▶ [Stated problem]
Give back all the data exactly, line by line.

▶ [Material for the task]
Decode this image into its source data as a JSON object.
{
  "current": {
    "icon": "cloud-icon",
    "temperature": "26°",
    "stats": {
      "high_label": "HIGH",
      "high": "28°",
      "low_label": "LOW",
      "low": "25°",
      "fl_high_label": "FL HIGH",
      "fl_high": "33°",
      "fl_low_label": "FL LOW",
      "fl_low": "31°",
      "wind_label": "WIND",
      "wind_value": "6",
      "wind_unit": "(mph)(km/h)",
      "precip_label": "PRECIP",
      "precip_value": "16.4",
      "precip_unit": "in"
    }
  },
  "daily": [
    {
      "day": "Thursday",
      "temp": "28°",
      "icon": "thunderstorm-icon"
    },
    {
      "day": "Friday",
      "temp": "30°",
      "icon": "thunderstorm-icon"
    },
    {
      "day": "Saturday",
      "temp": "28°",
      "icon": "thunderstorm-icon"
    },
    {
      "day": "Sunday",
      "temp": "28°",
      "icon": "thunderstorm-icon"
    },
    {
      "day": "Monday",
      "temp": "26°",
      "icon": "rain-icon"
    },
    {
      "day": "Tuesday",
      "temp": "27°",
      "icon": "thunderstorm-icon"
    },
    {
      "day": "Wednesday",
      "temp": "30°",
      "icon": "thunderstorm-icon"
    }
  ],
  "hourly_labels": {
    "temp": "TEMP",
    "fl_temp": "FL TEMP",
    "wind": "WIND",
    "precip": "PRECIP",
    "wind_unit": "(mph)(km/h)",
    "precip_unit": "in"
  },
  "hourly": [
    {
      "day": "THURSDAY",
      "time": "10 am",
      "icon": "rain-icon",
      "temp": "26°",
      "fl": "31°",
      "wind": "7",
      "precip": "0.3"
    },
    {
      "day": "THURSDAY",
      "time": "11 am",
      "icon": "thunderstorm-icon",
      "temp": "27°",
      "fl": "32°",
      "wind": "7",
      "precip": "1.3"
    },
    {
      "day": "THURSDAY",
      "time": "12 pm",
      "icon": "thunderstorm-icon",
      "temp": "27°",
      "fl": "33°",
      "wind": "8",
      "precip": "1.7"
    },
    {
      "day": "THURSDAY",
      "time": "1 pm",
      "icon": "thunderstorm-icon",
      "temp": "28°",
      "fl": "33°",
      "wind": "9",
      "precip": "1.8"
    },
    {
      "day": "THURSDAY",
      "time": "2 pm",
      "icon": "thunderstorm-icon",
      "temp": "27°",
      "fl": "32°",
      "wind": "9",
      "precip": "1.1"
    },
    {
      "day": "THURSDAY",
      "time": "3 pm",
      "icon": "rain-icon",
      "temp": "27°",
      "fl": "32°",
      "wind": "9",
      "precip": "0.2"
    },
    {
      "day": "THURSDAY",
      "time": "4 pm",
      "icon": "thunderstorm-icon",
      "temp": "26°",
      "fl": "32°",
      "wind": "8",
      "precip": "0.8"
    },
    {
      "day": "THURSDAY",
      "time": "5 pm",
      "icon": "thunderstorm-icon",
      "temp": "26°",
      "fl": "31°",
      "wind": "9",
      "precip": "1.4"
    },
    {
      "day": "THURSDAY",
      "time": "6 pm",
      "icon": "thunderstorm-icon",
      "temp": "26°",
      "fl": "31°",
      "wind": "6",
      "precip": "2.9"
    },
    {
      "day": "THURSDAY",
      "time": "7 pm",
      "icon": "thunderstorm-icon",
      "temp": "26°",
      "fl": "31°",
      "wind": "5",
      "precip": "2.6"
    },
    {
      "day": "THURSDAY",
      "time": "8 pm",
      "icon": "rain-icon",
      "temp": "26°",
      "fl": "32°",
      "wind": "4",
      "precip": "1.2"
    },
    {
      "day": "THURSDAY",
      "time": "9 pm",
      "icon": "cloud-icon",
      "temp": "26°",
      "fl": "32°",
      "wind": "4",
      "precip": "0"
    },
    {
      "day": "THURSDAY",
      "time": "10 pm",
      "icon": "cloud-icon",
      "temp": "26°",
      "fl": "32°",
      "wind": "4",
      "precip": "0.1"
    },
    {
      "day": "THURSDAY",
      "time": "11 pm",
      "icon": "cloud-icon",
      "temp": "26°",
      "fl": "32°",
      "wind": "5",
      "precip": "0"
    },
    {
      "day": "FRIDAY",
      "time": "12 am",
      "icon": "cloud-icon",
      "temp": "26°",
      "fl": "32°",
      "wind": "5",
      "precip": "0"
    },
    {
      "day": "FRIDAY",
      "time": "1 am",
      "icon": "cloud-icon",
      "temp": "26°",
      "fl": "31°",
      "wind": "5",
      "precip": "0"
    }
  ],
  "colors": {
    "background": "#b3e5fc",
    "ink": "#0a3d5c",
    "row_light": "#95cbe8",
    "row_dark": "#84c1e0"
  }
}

▶ [The solution]
Decode this image into its source data as a JSON object.
{
  "current": {
    "icon": "cloud-icon",
    "temperature": "26°",
    "stats": {
      "high_label": "HIGH",
      "high": "28°",
      "low_label": "LOW",
      "low": "25°",
      "fl_high_label": "FL HIGH",
      "fl_high": "33°",
      "fl_low_label": "FL LOW",
      "fl_low": "31°",
      "wind_label": "WIND",
      "wind_value": "6",
      "wind_unit": "(mph)(km/h)",
      "precip_label": "PRECIP",
      "precip_value": "16.4",
      "precip_unit": "in"
    }
  },
  "daily": [
    {
      "day": "Thursday",
      "temp": "28°",
      "icon": "thunderstorm-icon"
    },
    {
      "day": "Friday",
      "temp": "30°",
      "icon": "thunderstorm-icon"
    },
    {
      "day": "Saturday",
      "temp": "28°",
      "icon": "thunderstorm-icon"
    },
    {
      "day": "Sunday",
      "temp": "28°",
      "icon": "thunderstorm-icon"
    },
    {
      "day": "Monday",
      "temp": "26°",
      "icon": "rain-icon"
    },
    {
      "day": "Tuesday",
      "temp": "27°",
      "icon": "thunderstorm-icon"
    },
    {
      "day": "Wednesday",
      "temp": "30°",
      "icon": "thunderstorm-icon"
    }
  ],
  "hourly_labels": {
    "temp": "TEMP",
    "fl_temp": "FL TEMP",
    "wind": "WIND",
    "precip": "PRECIP",
    "wind_unit": "(mph)(km/h)",
    "precip_unit": "in"
  },
  "hourly": [
    {
      "day": "THURSDAY",
      "time": "10 am",
      "icon": "rain-icon",
      "temp": "26°",
      "fl": "31°",
      "wind": "7",
      "precip": "0.3"
    },
    {
      "day": "THURSDAY",
      "time": "11 am",
      "icon": "thunderstorm-icon",
      "temp": "27°",
      "fl": "32°",
      "wind": "7",
      "precip": "1.3"
    },
    {
      "day": "THURSDAY",
      "time": "12 pm",
      "icon": "thunderstorm-icon",
      "temp": "27°",
      "fl": "33°",
      "wind": "8",
      "precip": "1.7"
    },
    {
      "day": "THURSDAY",
      "time": "1 pm",
      "icon": "thunderstorm-icon",
      "temp": "28°",
      "fl": "33°",
      "wind": "9",
      "precip": "1.8"
    },
    {
      "day": "THURSDAY",
      "time": "2 pm",
      "icon": "thunderstorm-icon",
      "temp": "27°",
      "fl": "32°",
      "wind": "9",
      "precip": "1.1"
    },
    {
      "day": "THURSDAY",
      "time": "3 pm",
      "icon": "rain-icon",
      "temp": "27°",
      "fl": "32°",
      "wind": "9",
      "precip": "0.2"
    },
    {
      "day": "THURSDAY",
      "time": "4 pm",
      "icon": "thunderstorm-icon",
      "temp": "26°",
      "fl": "32°",
      "wind": "8",
      "precip": "0.8"
    },
    {
      "day": "THURSDAY",
      "time": "5 pm",
      "icon": "thunderstorm-icon",
      "temp": "26°",
      "fl": "31°",
      "wind": "9",
      "precip": "1.4"
    },
    {
      "day": "THURSDAY",
      "time": "6 pm",
      "icon": "thunderstorm-icon",
      "temp": "26°",
      "fl": "31°",
      "wind": "6",
      "precip": "2.9"
    },
    {
      "day": "THURSDAY",
      "time": "7 pm",
      "icon": "thunderstorm-icon",
      "temp": "26°",
      "fl": "31°",
      "wind": "5",
      "precip": "2.6"
    },
    {
      "day": "THURSDAY",
      "time": "8 pm",
      "icon": "rain-icon",
      "temp": "26°",
      "fl": "32°",
      "wind": "4",
      "precip": "1.2"
    },
    {
      "day": "THURSDAY",
      "time": "9 pm",
      "icon": "cloud-icon",
      "temp": "26°",
      "fl": "32°",
      "wind": "4",
      "precip": "0"
    },
    {
      "day": "THURSDAY",
      "time": "10 pm",
      "icon": "cloud-icon",
      "temp": "26°",
      "fl": "32°",
      "wind": "4",
      "precip": "0.1"
    },
    {
      "day": "THURSDAY",
      "time": "11 pm",
      "icon": "cloud-icon",
      "temp": "26°",
      "fl": "32°",
      "wind": "5",
      "precip": "0"
    },
    {
      "day": "FRIDAY",
      "time": "12 am",
      "icon": "cloud-icon",
      "temp": "26°",
      "fl": "32°",
      "wind": "5",
      "precip": "0"
    },
    {
      "day": "FRIDAY",
      "time": "1 am",
      "icon": "cloud-icon",
      "temp": "26°",
      "fl": "31°",
      "wind": "5",
      "precip": "0"
    }
  ],
  "colors": {
    "background": "#b3e5fc",
    "ink": "#0a3d5c",
    "row_light": "#95cbe8",
    "row_dark": "#84c1e0"
  }
}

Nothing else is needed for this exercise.